START INPUT RECORDS

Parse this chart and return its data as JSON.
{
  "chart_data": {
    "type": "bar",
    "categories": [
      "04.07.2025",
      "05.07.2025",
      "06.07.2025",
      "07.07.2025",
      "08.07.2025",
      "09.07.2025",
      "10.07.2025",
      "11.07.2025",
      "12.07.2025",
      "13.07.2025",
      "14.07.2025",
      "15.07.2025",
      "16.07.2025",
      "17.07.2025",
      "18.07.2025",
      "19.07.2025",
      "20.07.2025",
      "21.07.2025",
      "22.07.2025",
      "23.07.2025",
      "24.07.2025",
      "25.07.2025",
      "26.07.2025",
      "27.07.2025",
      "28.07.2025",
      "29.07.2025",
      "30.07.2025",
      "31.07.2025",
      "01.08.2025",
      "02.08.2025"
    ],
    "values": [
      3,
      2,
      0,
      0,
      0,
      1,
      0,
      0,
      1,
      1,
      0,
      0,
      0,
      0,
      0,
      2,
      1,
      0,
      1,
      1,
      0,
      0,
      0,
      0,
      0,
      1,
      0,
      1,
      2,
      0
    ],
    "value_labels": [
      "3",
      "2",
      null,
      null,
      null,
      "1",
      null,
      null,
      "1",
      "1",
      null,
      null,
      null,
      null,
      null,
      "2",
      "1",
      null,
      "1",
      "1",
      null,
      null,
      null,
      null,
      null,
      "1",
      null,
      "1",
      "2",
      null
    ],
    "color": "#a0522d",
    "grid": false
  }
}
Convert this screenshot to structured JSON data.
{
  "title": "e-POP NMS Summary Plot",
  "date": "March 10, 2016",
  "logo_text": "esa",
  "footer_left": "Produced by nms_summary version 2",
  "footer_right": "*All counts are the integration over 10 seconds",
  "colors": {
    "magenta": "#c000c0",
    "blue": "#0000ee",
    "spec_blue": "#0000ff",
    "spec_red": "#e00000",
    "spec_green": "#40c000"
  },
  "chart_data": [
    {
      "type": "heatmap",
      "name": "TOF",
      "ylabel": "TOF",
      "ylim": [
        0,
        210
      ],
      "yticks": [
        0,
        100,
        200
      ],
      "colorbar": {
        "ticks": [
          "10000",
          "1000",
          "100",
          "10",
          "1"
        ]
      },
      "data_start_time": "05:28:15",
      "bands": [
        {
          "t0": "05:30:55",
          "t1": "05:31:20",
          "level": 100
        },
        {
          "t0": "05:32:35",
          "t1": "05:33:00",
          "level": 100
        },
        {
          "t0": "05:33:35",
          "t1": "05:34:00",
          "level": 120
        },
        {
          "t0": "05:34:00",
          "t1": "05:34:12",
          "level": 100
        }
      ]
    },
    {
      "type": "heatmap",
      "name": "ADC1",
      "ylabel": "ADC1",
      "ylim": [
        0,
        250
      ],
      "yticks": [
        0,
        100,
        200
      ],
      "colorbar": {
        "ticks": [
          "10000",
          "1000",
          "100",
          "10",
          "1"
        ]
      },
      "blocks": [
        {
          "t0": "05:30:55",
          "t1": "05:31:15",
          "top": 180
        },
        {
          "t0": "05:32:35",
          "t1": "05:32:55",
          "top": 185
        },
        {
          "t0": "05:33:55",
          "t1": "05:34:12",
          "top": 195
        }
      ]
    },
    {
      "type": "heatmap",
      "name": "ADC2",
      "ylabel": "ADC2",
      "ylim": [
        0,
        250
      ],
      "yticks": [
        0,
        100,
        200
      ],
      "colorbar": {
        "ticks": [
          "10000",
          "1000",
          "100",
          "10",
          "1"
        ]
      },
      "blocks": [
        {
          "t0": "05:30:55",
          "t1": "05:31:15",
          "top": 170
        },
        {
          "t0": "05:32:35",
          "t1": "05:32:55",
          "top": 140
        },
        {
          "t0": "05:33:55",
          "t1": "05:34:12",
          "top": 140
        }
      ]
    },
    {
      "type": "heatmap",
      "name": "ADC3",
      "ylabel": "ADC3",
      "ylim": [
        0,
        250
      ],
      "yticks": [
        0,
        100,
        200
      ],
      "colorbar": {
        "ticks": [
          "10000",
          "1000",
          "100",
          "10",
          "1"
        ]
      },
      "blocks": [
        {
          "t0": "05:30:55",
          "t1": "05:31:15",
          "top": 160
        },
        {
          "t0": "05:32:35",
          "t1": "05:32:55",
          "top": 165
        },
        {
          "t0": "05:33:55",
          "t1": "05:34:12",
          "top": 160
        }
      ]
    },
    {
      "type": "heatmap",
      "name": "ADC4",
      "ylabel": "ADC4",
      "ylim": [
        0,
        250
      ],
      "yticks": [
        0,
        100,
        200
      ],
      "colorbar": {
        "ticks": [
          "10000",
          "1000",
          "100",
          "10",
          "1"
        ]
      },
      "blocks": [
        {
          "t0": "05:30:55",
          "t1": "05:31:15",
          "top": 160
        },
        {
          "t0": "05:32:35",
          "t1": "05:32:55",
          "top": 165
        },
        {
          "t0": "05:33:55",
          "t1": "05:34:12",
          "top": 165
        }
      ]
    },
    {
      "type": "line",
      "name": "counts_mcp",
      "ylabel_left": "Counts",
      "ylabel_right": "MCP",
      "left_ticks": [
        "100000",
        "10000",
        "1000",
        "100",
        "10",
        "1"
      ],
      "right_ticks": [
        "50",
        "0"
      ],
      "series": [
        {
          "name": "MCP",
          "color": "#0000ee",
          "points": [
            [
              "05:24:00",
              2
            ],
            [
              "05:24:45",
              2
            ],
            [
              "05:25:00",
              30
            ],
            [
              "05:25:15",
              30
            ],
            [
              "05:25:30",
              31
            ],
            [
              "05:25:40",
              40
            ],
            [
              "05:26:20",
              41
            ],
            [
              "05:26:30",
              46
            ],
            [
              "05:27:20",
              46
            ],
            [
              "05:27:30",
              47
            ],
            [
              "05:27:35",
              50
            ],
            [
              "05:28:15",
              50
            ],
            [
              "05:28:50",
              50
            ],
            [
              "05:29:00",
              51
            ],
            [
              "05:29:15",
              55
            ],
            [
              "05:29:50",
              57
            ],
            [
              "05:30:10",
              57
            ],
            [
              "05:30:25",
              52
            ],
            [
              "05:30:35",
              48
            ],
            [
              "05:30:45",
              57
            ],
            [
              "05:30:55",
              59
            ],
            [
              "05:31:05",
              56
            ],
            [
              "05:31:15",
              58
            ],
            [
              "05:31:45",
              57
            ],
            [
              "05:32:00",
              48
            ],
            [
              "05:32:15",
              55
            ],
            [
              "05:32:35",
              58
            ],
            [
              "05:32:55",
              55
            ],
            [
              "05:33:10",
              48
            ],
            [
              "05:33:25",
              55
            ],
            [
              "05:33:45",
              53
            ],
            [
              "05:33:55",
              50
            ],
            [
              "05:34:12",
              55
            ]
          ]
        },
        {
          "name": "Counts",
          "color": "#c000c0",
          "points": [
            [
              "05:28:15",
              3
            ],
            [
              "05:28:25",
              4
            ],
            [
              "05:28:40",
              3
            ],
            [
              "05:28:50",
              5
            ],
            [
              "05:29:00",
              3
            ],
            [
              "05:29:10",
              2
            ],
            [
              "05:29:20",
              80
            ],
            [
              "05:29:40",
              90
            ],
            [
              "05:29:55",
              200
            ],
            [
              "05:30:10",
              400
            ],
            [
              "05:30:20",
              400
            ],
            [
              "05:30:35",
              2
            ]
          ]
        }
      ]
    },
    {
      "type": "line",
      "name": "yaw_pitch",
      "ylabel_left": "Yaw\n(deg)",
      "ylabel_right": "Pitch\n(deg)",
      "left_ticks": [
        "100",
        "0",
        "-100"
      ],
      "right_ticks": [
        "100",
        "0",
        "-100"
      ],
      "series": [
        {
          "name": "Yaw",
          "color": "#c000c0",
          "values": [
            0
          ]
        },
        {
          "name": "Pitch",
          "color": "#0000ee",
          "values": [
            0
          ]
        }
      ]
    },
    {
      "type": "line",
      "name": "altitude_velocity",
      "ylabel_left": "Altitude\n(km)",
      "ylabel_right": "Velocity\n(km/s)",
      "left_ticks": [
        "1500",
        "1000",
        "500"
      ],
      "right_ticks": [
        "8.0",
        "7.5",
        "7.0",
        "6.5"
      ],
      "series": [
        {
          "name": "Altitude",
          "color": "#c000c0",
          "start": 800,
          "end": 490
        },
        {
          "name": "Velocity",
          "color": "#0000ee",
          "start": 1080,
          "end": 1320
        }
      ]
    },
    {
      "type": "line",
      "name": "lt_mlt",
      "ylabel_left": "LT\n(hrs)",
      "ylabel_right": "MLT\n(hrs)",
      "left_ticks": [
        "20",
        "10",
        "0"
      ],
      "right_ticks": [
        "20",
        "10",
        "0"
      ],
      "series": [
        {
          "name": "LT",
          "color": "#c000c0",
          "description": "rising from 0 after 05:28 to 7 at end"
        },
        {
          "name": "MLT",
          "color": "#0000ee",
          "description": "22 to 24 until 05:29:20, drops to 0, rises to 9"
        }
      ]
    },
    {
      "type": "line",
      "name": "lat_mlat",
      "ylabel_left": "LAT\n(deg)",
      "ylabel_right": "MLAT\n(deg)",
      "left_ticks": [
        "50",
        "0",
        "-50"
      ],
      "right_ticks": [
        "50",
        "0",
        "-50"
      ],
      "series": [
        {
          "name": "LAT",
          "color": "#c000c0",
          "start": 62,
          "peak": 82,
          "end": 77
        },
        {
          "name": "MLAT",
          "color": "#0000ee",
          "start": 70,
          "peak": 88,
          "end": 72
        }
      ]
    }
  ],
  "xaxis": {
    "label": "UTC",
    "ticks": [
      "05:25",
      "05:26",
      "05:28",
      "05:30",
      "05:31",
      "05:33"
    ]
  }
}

END INPUT RECORDS

Above are the records. Copy every line in them holding "JSON".

Parse this chart and return its data as JSON.
Convert this screenshot to structured JSON data.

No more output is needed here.